TASK »
Render the material again word for word, skipping the pictures in it.

RECORD LIST »

>> start

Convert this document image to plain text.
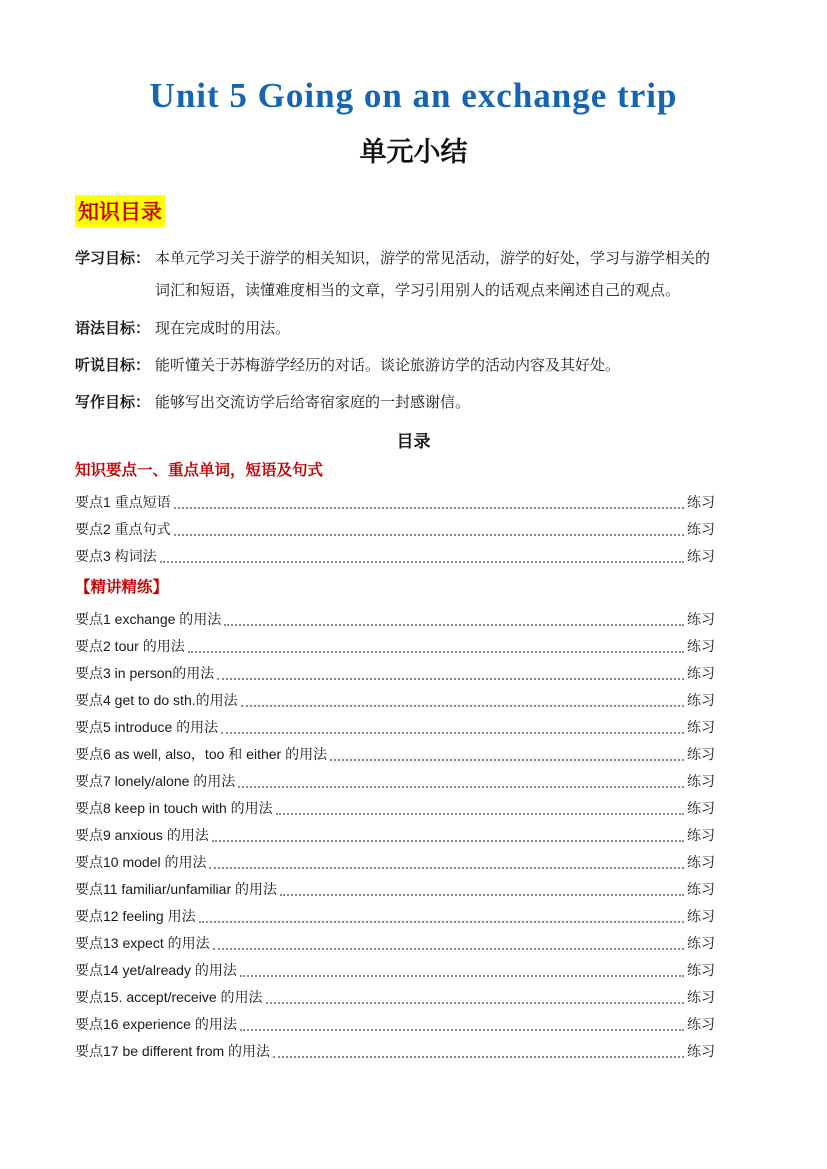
Unit 5 Going on an exchange trip
单元小结
知识目录
学习目标： 本单元学习关于游学的相关知识，游学的常见活动，游学的好处，学习与游学相关的词汇和短语，读懂难度相当的文章，学习引用别人的话观点来阐述自己的观点。
语法目标： 现在完成时的用法。
听说目标： 能听懂关于苏梅游学经历的对话。谈论旅游访学的活动内容及其好处。
写作目标： 能够写出交流访学后给寄宿家庭的一封感谢信。
目录
知识要点一、重点单词，短语及句式
要点1 重点短语	练习
要点2 重点句式	练习
要点3 构词法	练习
【精讲精练】
要点1 exchange 的用法	练习
要点2 tour 的用法	练习
要点3 in person的用法	练习
要点4 get to do sth.的用法	练习
要点5 introduce 的用法	练习
要点6 as well, also，too 和 either 的用法	练习
要点7 lonely/alone 的用法	练习
要点8 keep in touch with 的用法	练习
要点9 anxious 的用法	练习
要点10 model 的用法	练习
要点11 familiar/unfamiliar 的用法	练习
要点12 feeling 用法	练习
要点13 expect 的用法	练习
要点14 yet/already 的用法	练习
要点15. accept/receive 的用法	练习
要点16 experience 的用法	练习
要点17 be different from 的用法	练习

>> end

OUTPUT »
Convert this document image to plain text.
Unit 5 Going on an exchange trip
单元小结
知识目录
学习目标： 本单元学习关于游学的相关知识，游学的常见活动，游学的好处，学习与游学相关的词汇和短语，读懂难度相当的文章，学习引用别人的话观点来阐述自己的观点。
语法目标： 现在完成时的用法。
听说目标： 能听懂关于苏梅游学经历的对话。谈论旅游访学的活动内容及其好处。
写作目标： 能够写出交流访学后给寄宿家庭的一封感谢信。
目录
知识要点一、重点单词，短语及句式
要点1 重点短语	练习
要点2 重点句式	练习
要点3 构词法	练习
【精讲精练】
要点1 exchange 的用法	练习
要点2 tour 的用法	练习
要点3 in person的用法	练习
要点4 get to do sth.的用法	练习
要点5 introduce 的用法	练习
要点6 as well, also，too 和 either 的用法	练习
要点7 lonely/alone 的用法	练习
要点8 keep in touch with 的用法	练习
要点9 anxious 的用法	练习
要点10 model 的用法	练习
要点11 familiar/unfamiliar 的用法	练习
要点12 feeling 用法	练习
要点13 expect 的用法	练习
要点14 yet/already 的用法	练习
要点15. accept/receive 的用法	练习
要点16 experience 的用法	练习
要点17 be different from 的用法	练习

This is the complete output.